- **Task brief**
In the material below, the lines containing the word "JSON" are required; copy each of them.

- **Data to use**
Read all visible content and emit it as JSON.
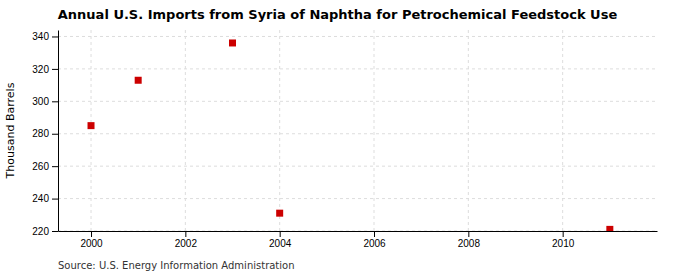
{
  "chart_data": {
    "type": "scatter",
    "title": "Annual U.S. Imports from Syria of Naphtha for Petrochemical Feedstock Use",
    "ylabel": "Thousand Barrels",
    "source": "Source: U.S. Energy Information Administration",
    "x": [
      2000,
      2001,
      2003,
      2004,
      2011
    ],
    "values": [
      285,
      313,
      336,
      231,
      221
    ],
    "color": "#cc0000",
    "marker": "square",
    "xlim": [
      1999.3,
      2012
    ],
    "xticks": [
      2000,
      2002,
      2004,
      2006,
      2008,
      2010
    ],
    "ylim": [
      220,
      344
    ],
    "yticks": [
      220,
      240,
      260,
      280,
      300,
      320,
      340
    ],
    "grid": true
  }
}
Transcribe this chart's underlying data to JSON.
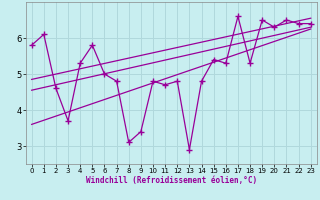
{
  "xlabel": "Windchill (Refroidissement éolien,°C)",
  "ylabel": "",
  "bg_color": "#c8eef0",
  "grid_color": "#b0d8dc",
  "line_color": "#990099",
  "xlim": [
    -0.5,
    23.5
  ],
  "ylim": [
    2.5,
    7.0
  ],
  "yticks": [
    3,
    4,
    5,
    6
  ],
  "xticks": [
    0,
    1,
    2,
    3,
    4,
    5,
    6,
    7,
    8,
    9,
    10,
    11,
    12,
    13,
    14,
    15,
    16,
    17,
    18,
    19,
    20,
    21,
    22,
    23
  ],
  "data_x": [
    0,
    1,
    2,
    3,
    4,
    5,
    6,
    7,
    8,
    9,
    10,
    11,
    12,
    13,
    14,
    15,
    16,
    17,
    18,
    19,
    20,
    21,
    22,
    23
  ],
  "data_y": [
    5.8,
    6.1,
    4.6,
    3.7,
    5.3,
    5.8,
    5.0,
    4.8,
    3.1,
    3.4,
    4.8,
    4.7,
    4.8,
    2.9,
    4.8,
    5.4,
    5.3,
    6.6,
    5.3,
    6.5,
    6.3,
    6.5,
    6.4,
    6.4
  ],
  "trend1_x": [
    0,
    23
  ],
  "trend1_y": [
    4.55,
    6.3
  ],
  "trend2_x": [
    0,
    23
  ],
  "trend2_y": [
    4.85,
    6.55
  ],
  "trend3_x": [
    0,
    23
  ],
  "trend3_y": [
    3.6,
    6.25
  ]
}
...
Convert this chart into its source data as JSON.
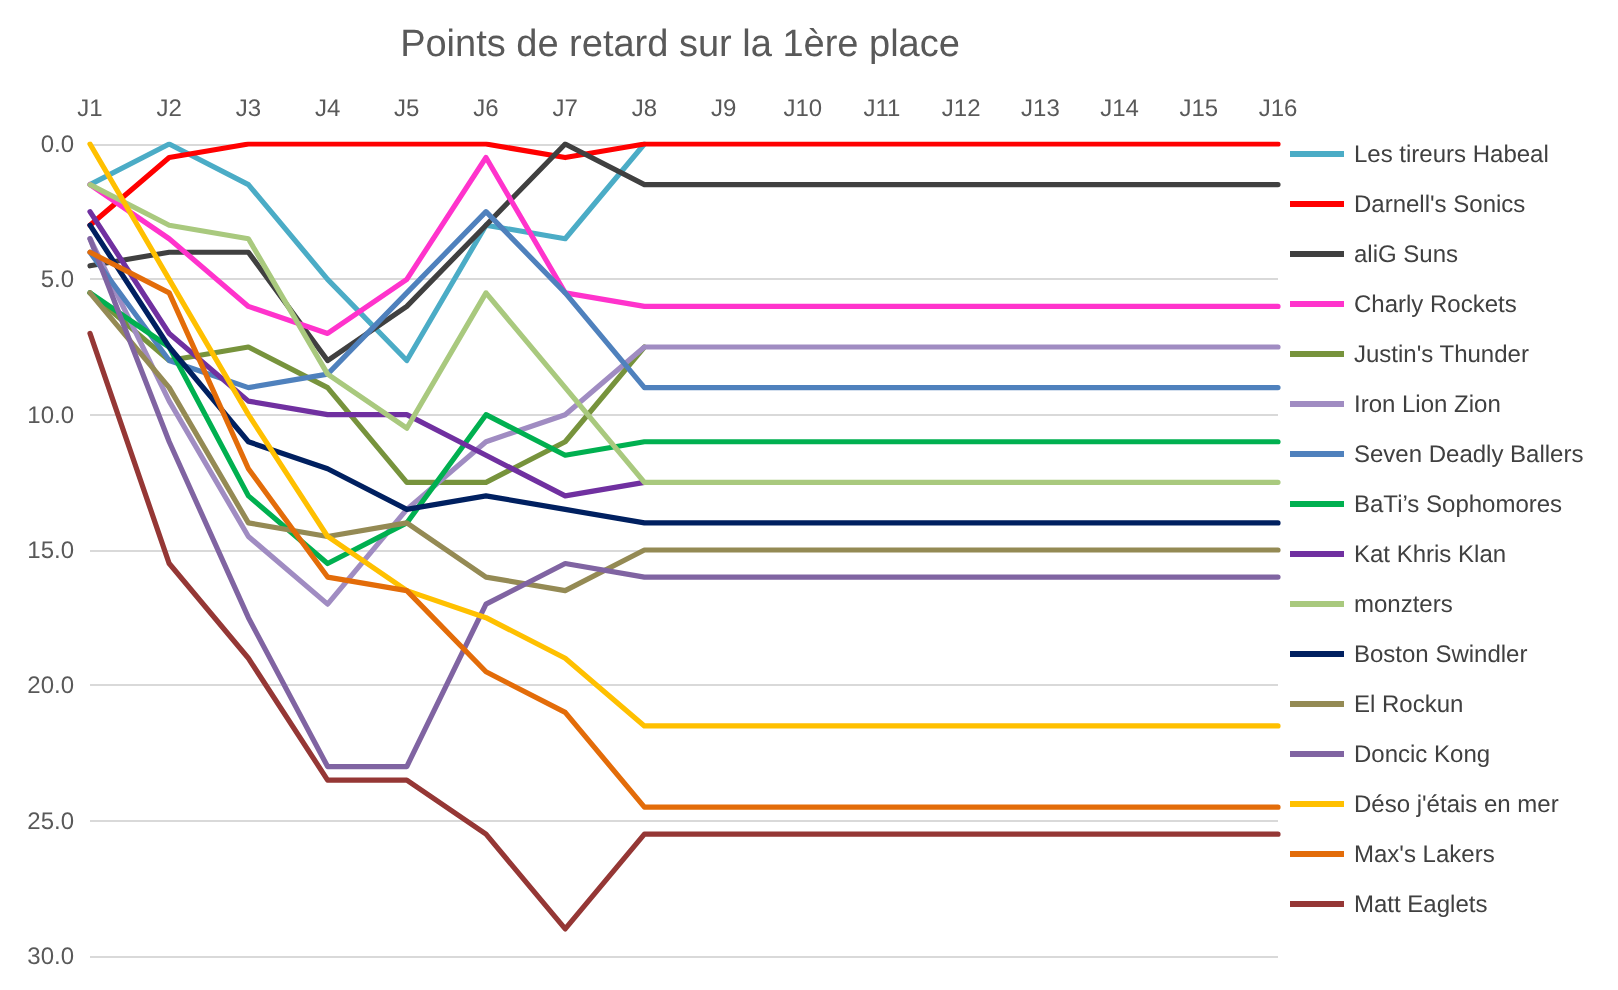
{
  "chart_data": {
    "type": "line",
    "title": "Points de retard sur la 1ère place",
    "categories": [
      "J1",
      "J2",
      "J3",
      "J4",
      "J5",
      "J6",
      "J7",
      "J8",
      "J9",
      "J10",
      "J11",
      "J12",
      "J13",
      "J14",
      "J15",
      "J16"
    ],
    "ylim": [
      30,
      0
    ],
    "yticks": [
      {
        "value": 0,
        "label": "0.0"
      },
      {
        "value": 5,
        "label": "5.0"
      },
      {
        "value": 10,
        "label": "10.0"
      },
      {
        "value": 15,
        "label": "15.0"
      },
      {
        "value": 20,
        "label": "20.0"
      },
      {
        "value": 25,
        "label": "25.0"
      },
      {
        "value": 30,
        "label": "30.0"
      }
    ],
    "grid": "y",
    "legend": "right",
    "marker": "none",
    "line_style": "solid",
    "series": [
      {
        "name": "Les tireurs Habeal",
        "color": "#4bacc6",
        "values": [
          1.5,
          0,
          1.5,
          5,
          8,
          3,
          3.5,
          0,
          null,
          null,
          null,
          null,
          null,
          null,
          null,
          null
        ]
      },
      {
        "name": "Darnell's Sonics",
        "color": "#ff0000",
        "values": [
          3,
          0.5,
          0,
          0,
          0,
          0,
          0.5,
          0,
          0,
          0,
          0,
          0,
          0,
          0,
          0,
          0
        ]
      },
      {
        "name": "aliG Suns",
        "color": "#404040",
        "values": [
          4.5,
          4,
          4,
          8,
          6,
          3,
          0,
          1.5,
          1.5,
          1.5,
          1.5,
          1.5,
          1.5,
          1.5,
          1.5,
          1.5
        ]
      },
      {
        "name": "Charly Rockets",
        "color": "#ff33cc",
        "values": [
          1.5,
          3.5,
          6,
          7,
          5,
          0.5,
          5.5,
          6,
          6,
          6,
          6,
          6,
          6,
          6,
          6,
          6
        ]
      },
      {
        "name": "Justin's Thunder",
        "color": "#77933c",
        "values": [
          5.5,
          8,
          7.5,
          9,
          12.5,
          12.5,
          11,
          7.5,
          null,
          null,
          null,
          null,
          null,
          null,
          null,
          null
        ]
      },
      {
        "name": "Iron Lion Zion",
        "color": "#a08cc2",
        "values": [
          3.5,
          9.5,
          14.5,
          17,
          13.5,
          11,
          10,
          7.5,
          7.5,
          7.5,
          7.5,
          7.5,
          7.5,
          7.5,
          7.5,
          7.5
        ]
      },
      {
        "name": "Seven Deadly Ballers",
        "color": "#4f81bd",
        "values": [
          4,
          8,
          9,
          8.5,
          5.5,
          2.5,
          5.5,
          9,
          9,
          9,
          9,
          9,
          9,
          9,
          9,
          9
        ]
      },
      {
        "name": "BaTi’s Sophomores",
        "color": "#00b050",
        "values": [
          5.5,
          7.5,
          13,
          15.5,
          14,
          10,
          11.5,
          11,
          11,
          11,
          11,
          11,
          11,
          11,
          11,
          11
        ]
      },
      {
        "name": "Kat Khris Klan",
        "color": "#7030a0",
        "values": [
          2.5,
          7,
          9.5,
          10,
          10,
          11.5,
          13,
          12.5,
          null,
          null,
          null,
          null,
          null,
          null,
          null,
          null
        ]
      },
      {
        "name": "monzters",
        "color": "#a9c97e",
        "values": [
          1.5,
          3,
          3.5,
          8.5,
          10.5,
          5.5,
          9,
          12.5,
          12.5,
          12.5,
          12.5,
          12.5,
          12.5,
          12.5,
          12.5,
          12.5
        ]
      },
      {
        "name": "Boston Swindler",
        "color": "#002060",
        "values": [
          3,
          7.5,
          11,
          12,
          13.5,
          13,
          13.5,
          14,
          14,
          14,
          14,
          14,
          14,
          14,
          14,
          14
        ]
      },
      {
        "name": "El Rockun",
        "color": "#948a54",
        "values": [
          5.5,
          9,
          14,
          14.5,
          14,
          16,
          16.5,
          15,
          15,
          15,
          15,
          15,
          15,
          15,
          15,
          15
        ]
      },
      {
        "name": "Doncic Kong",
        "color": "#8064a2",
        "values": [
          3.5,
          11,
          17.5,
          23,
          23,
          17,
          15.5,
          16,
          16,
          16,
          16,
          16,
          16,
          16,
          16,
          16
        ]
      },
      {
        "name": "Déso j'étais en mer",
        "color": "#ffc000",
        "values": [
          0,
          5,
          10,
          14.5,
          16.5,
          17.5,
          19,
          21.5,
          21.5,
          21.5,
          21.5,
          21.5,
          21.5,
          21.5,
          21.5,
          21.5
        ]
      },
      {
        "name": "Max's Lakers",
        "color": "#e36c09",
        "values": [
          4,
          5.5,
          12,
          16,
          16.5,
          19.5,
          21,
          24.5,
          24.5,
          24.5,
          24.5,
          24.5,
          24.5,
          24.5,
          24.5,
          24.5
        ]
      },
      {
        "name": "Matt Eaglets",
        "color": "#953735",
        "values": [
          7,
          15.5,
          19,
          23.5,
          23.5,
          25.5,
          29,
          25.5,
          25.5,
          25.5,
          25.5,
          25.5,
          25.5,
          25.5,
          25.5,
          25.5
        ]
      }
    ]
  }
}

- **Answer to this task**
Read all visible content and emit it as JSON.
Transcribe this chart's underlying data to JSON.
Convert this chart into its source data as JSON.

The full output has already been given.